** BEGIN **
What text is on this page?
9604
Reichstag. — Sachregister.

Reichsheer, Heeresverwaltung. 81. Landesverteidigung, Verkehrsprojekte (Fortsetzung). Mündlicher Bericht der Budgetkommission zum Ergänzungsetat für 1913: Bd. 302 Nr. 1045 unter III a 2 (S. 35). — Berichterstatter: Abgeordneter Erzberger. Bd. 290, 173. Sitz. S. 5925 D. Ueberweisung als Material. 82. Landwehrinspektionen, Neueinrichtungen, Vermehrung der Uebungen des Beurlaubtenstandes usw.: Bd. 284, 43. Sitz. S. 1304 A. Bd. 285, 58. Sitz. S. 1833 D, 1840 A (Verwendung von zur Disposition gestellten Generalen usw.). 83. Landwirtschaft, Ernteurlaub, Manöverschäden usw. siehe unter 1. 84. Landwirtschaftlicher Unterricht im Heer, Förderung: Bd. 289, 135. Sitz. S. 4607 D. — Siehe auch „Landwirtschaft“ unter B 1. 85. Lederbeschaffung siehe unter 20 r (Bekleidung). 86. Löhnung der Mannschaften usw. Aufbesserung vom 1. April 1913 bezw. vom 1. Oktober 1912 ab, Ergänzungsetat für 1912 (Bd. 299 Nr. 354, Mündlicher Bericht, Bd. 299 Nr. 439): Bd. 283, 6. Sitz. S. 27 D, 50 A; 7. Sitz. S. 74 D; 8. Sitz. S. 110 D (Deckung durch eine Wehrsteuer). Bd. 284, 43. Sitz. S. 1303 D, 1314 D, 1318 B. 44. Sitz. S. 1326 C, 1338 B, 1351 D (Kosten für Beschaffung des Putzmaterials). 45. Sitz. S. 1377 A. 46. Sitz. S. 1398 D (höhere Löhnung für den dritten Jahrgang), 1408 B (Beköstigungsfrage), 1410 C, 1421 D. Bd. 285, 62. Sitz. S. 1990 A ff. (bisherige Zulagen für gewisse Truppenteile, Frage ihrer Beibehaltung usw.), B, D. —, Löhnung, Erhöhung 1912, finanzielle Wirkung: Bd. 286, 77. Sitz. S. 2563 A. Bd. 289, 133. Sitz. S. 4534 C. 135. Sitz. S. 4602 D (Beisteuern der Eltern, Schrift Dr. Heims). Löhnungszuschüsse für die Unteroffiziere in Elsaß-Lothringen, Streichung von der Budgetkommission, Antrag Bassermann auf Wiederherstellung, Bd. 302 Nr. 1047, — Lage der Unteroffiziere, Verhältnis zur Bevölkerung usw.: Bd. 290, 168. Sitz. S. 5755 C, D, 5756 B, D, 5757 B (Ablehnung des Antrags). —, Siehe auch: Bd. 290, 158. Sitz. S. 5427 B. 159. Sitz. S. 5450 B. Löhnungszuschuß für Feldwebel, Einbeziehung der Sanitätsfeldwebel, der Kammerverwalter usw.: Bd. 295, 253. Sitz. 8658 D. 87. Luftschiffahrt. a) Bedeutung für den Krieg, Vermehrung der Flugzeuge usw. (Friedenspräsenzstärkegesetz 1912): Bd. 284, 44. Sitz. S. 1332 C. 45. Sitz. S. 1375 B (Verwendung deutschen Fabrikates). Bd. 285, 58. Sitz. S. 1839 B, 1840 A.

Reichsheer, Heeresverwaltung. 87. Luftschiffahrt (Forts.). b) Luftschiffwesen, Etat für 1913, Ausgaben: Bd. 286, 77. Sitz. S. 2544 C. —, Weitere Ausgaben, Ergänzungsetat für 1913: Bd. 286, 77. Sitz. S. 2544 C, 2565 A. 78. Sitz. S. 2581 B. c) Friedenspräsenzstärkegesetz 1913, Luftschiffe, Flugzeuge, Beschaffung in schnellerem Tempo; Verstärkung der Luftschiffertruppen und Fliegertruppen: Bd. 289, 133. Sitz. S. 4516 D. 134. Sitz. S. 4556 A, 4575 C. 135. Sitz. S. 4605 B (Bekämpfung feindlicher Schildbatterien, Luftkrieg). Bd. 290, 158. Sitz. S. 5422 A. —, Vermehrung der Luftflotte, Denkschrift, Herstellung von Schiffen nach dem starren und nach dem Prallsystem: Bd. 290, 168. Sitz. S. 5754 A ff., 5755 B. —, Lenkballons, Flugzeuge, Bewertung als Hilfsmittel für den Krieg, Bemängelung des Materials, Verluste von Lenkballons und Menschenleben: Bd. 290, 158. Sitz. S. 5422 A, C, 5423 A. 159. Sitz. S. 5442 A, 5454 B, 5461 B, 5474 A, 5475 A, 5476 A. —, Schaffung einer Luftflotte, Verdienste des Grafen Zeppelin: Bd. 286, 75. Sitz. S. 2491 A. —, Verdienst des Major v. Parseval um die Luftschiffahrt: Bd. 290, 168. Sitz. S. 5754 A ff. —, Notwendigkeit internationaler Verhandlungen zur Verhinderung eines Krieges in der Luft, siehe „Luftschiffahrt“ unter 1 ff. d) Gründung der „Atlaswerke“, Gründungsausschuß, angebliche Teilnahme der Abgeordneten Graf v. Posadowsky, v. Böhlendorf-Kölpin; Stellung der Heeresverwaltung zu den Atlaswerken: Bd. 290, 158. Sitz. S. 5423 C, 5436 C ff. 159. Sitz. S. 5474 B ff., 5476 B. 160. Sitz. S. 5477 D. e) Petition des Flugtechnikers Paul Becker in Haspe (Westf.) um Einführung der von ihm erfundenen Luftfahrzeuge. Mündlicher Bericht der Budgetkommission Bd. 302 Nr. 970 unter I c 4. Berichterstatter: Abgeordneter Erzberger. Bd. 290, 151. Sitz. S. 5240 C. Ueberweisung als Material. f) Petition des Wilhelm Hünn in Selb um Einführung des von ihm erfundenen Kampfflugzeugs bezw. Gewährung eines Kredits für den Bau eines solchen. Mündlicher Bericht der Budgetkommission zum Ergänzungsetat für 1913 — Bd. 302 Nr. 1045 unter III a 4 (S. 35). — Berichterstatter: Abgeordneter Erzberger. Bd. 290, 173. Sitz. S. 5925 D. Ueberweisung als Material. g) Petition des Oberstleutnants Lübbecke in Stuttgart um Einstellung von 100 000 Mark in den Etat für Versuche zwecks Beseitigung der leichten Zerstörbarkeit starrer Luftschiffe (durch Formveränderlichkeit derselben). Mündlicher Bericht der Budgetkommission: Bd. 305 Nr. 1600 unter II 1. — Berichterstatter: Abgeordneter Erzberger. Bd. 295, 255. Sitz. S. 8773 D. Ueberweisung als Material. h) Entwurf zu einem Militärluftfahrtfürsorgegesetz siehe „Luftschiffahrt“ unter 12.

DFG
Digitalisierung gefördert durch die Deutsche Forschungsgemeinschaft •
** END **
TASK OBJECTIVE. Print all of the entries exactly as they appear.

THE COMPLETED TASK.
What text is on this page?
9604
Reichstag. — Sachregister.

Reichsheer, Heeresverwaltung. 81. Landesverteidigung, Verkehrsprojekte (Fortsetzung). Mündlicher Bericht der Budgetkommission zum Ergänzungsetat für 1913: Bd. 302 Nr. 1045 unter III a 2 (S. 35). — Berichterstatter: Abgeordneter Erzberger. Bd. 290, 173. Sitz. S. 5925 D. Ueberweisung als Material. 82. Landwehrinspektionen, Neueinrichtungen, Vermehrung der Uebungen des Beurlaubtenstandes usw.: Bd. 284, 43. Sitz. S. 1304 A. Bd. 285, 58. Sitz. S. 1833 D, 1840 A (Verwendung von zur Disposition gestellten Generalen usw.). 83. Landwirtschaft, Ernteurlaub, Manöverschäden usw. siehe unter 1. 84. Landwirtschaftlicher Unterricht im Heer, Förderung: Bd. 289, 135. Sitz. S. 4607 D. — Siehe auch „Landwirtschaft“ unter B 1. 85. Lederbeschaffung siehe unter 20 r (Bekleidung). 86. Löhnung der Mannschaften usw. Aufbesserung vom 1. April 1913 bezw. vom 1. Oktober 1912 ab, Ergänzungsetat für 1912 (Bd. 299 Nr. 354, Mündlicher Bericht, Bd. 299 Nr. 439): Bd. 283, 6. Sitz. S. 27 D, 50 A; 7. Sitz. S. 74 D; 8. Sitz. S. 110 D (Deckung durch eine Wehrsteuer). Bd. 284, 43. Sitz. S. 1303 D, 1314 D, 1318 B. 44. Sitz. S. 1326 C, 1338 B, 1351 D (Kosten für Beschaffung des Putzmaterials). 45. Sitz. S. 1377 A. 46. Sitz. S. 1398 D (höhere Löhnung für den dritten Jahrgang), 1408 B (Beköstigungsfrage), 1410 C, 1421 D. Bd. 285, 62. Sitz. S. 1990 A ff. (bisherige Zulagen für gewisse Truppenteile, Frage ihrer Beibehaltung usw.), B, D. —, Löhnung, Erhöhung 1912, finanzielle Wirkung: Bd. 286, 77. Sitz. S. 2563 A. Bd. 289, 133. Sitz. S. 4534 C. 135. Sitz. S. 4602 D (Beisteuern der Eltern, Schrift Dr. Heims). Löhnungszuschüsse für die Unteroffiziere in Elsaß-Lothringen, Streichung von der Budgetkommission, Antrag Bassermann auf Wiederherstellung, Bd. 302 Nr. 1047, — Lage der Unteroffiziere, Verhältnis zur Bevölkerung usw.: Bd. 290, 168. Sitz. S. 5755 C, D, 5756 B, D, 5757 B (Ablehnung des Antrags). —, Siehe auch: Bd. 290, 158. Sitz. S. 5427 B. 159. Sitz. S. 5450 B. Löhnungszuschuß für Feldwebel, Einbeziehung der Sanitätsfeldwebel, der Kammerverwalter usw.: Bd. 295, 253. Sitz. 8658 D. 87. Luftschiffahrt. a) Bedeutung für den Krieg, Vermehrung der Flugzeuge usw. (Friedenspräsenzstärkegesetz 1912): Bd. 284, 44. Sitz. S. 1332 C. 45. Sitz. S. 1375 B (Verwendung deutschen Fabrikates). Bd. 285, 58. Sitz. S. 1839 B, 1840 A.

Reichsheer, Heeresverwaltung. 87. Luftschiffahrt (Forts.). b) Luftschiffwesen, Etat für 1913, Ausgaben: Bd. 286, 77. Sitz. S. 2544 C. —, Weitere Ausgaben, Ergänzungsetat für 1913: Bd. 286, 77. Sitz. S. 2544 C, 2565 A. 78. Sitz. S. 2581 B. c) Friedenspräsenzstärkegesetz 1913, Luftschiffe, Flugzeuge, Beschaffung in schnellerem Tempo; Verstärkung der Luftschiffertruppen und Fliegertruppen: Bd. 289, 133. Sitz. S. 4516 D. 134. Sitz. S. 4556 A, 4575 C. 135. Sitz. S. 4605 B (Bekämpfung feindlicher Schildbatterien, Luftkrieg). Bd. 290, 158. Sitz. S. 5422 A. —, Vermehrung der Luftflotte, Denkschrift, Herstellung von Schiffen nach dem starren und nach dem Prallsystem: Bd. 290, 168. Sitz. S. 5754 A ff., 5755 B. —, Lenkballons, Flugzeuge, Bewertung als Hilfsmittel für den Krieg, Bemängelung des Materials, Verluste von Lenkballons und Menschenleben: Bd. 290, 158. Sitz. S. 5422 A, C, 5423 A. 159. Sitz. S. 5442 A, 5454 B, 5461 B, 5474 A, 5475 A, 5476 A. —, Schaffung einer Luftflotte, Verdienste des Grafen Zeppelin: Bd. 286, 75. Sitz. S. 2491 A. —, Verdienst des Major v. Parseval um die Luftschiffahrt: Bd. 290, 168. Sitz. S. 5754 A ff. —, Notwendigkeit internationaler Verhandlungen zur Verhinderung eines Krieges in der Luft, siehe „Luftschiffahrt“ unter 1 ff. d) Gründung der „Atlaswerke“, Gründungsausschuß, angebliche Teilnahme der Abgeordneten Graf v. Posadowsky, v. Böhlendorf-Kölpin; Stellung der Heeresverwaltung zu den Atlaswerken: Bd. 290, 158. Sitz. S. 5423 C, 5436 C ff. 159. Sitz. S. 5474 B ff., 5476 B. 160. Sitz. S. 5477 D. e) Petition des Flugtechnikers Paul Becker in Haspe (Westf.) um Einführung der von ihm erfundenen Luftfahrzeuge. Mündlicher Bericht der Budgetkommission Bd. 302 Nr. 970 unter I c 4. Berichterstatter: Abgeordneter Erzberger. Bd. 290, 151. Sitz. S. 5240 C. Ueberweisung als Material. f) Petition des Wilhelm Hünn in Selb um Einführung des von ihm erfundenen Kampfflugzeugs bezw. Gewährung eines Kredits für den Bau eines solchen. Mündlicher Bericht der Budgetkommission zum Ergänzungsetat für 1913 — Bd. 302 Nr. 1045 unter III a 4 (S. 35). — Berichterstatter: Abgeordneter Erzberger. Bd. 290, 173. Sitz. S. 5925 D. Ueberweisung als Material. g) Petition des Oberstleutnants Lübbecke in Stuttgart um Einstellung von 100 000 Mark in den Etat für Versuche zwecks Beseitigung der leichten Zerstörbarkeit starrer Luftschiffe (durch Formveränderlichkeit derselben). Mündlicher Bericht der Budgetkommission: Bd. 305 Nr. 1600 unter II 1. — Berichterstatter: Abgeordneter Erzberger. Bd. 295, 255. Sitz. S. 8773 D. Ueberweisung als Material. h) Entwurf zu einem Militärluftfahrtfürsorgegesetz siehe „Luftschiffahrt“ unter 12.

DFG
Digitalisierung gefördert durch die Deutsche Forschungsgemeinschaft •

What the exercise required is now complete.